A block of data
>> begin
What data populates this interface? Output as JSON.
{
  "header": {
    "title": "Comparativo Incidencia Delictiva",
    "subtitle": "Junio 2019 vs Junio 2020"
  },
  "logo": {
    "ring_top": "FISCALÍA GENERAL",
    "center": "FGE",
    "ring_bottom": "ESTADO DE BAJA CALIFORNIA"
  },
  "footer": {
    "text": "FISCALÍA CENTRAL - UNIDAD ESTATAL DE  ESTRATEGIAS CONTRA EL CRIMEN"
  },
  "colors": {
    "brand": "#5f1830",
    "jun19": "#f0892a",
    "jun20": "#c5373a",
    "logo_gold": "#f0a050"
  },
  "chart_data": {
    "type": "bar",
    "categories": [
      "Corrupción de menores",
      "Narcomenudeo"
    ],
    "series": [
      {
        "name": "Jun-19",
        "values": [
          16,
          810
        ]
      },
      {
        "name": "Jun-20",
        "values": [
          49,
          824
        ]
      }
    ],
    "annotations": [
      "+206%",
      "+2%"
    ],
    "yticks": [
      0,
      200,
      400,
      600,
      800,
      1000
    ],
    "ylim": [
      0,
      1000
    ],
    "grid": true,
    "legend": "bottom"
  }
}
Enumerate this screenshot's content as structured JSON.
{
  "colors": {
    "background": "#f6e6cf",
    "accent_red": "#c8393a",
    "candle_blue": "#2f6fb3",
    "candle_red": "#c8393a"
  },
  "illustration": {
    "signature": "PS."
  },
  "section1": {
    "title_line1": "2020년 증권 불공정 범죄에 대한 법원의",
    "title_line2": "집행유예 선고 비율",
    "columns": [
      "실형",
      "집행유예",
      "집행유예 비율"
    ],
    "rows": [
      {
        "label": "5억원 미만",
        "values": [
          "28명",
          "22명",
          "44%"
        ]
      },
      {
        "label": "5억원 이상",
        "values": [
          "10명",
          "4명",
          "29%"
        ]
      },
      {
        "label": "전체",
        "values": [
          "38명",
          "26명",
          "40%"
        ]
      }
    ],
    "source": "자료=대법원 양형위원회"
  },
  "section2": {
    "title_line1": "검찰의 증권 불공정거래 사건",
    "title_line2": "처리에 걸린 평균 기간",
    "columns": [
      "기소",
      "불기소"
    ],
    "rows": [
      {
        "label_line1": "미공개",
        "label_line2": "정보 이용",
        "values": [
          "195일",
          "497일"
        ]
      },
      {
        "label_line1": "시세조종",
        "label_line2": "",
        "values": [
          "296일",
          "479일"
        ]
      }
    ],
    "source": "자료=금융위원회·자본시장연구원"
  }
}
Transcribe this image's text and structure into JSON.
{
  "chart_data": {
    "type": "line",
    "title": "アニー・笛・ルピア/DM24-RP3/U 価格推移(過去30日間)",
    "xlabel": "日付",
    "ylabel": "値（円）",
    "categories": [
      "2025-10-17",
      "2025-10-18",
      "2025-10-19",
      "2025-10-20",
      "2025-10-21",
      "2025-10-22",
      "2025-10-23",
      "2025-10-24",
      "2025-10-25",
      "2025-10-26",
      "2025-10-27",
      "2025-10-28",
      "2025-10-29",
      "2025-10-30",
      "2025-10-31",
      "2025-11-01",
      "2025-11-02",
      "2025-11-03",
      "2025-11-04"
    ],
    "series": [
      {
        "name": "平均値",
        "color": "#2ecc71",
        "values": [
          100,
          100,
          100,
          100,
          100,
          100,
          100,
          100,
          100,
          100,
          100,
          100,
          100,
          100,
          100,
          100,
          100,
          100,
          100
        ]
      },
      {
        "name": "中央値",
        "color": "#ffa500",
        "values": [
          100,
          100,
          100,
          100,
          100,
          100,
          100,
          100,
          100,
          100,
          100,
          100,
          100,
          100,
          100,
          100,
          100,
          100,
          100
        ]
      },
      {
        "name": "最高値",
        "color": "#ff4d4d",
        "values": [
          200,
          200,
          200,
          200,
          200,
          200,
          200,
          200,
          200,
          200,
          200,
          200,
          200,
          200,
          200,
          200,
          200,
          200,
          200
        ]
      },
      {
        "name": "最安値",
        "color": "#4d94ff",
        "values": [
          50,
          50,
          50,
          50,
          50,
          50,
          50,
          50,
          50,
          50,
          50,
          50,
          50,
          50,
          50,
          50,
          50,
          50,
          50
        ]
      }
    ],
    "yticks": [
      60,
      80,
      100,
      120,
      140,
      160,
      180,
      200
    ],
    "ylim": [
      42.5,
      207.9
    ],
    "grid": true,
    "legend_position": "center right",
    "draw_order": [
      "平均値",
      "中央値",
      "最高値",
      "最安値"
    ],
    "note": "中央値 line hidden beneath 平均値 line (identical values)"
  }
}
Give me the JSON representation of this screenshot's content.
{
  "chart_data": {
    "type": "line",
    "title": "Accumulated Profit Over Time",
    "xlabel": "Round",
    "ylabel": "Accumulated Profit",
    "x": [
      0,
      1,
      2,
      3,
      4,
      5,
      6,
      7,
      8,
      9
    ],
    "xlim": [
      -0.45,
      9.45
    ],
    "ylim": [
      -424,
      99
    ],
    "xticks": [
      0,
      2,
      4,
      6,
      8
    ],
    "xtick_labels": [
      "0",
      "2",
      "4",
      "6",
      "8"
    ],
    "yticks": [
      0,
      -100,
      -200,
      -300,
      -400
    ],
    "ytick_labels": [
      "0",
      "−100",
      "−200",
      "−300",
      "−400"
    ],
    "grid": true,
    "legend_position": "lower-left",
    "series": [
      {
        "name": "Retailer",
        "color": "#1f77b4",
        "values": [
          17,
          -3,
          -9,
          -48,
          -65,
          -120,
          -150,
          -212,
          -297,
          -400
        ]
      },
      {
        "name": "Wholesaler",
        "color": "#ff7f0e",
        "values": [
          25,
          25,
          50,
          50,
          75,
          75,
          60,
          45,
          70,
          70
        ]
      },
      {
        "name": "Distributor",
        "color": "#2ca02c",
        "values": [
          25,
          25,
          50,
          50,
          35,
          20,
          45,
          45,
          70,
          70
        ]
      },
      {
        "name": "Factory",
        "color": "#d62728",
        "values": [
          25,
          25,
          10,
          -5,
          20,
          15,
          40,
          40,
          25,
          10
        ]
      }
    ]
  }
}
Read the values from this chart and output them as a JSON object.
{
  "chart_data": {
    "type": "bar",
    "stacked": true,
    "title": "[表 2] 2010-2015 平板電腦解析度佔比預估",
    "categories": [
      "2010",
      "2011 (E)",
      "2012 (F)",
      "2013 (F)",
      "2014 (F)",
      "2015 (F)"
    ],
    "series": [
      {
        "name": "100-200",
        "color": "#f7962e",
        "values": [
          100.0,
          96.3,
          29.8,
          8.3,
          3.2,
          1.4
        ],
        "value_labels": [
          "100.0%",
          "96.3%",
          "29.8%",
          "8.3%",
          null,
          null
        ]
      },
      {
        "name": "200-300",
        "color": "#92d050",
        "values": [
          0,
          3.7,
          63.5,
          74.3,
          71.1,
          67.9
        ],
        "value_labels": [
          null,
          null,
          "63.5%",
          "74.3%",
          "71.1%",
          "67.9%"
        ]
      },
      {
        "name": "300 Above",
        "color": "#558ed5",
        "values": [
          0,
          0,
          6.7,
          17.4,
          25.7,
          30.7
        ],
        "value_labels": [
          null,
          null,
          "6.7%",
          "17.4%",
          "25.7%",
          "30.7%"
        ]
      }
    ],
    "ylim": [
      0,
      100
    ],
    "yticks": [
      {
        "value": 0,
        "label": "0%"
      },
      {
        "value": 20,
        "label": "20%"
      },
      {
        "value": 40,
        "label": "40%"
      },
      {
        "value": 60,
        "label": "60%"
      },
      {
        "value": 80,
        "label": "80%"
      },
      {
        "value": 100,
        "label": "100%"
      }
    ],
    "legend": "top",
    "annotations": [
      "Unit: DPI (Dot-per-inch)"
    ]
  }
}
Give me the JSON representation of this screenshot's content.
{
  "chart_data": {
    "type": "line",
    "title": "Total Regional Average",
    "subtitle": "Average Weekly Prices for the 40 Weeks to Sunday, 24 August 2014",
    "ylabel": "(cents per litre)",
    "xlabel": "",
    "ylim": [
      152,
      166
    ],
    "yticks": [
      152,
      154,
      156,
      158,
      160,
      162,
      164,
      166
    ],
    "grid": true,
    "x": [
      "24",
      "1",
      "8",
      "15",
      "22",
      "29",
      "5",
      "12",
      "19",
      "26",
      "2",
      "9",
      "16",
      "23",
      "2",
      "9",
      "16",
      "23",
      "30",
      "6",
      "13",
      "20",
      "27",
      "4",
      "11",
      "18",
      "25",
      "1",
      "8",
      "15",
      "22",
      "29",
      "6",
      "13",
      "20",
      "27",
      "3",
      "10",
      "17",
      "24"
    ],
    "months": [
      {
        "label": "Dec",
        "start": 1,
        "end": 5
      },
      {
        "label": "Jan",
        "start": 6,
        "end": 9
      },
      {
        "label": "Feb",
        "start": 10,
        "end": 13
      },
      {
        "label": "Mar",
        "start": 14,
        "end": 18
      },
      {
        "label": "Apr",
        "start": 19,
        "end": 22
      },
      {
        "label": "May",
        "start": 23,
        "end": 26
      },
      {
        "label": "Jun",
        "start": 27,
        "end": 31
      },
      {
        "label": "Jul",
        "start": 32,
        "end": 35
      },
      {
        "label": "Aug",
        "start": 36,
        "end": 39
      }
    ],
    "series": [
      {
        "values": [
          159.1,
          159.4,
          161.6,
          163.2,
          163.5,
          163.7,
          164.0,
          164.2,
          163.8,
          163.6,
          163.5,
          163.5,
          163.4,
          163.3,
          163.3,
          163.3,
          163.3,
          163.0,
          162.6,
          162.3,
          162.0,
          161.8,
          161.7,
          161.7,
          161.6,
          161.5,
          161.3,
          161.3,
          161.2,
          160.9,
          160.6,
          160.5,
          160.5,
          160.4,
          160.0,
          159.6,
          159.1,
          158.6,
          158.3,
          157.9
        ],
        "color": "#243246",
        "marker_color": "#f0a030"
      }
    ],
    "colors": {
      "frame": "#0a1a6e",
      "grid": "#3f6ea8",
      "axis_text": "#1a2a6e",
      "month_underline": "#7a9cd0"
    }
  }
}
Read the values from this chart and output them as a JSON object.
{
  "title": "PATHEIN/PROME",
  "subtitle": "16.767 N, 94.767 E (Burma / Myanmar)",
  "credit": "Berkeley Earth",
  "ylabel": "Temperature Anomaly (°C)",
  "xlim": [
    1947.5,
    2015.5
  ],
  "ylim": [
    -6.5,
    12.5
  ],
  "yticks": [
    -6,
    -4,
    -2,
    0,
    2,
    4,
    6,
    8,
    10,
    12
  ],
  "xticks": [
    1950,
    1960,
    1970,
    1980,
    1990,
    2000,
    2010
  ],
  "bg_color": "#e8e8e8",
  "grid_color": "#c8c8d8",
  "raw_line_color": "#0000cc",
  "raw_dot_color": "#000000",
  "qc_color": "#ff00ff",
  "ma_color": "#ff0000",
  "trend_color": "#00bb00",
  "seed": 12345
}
>> end
= YOUR TASK =
Of the lines in the entries above, how many include "FISCALÍA"? Only the number should be given.

= PROBLEM SOLUTION =
2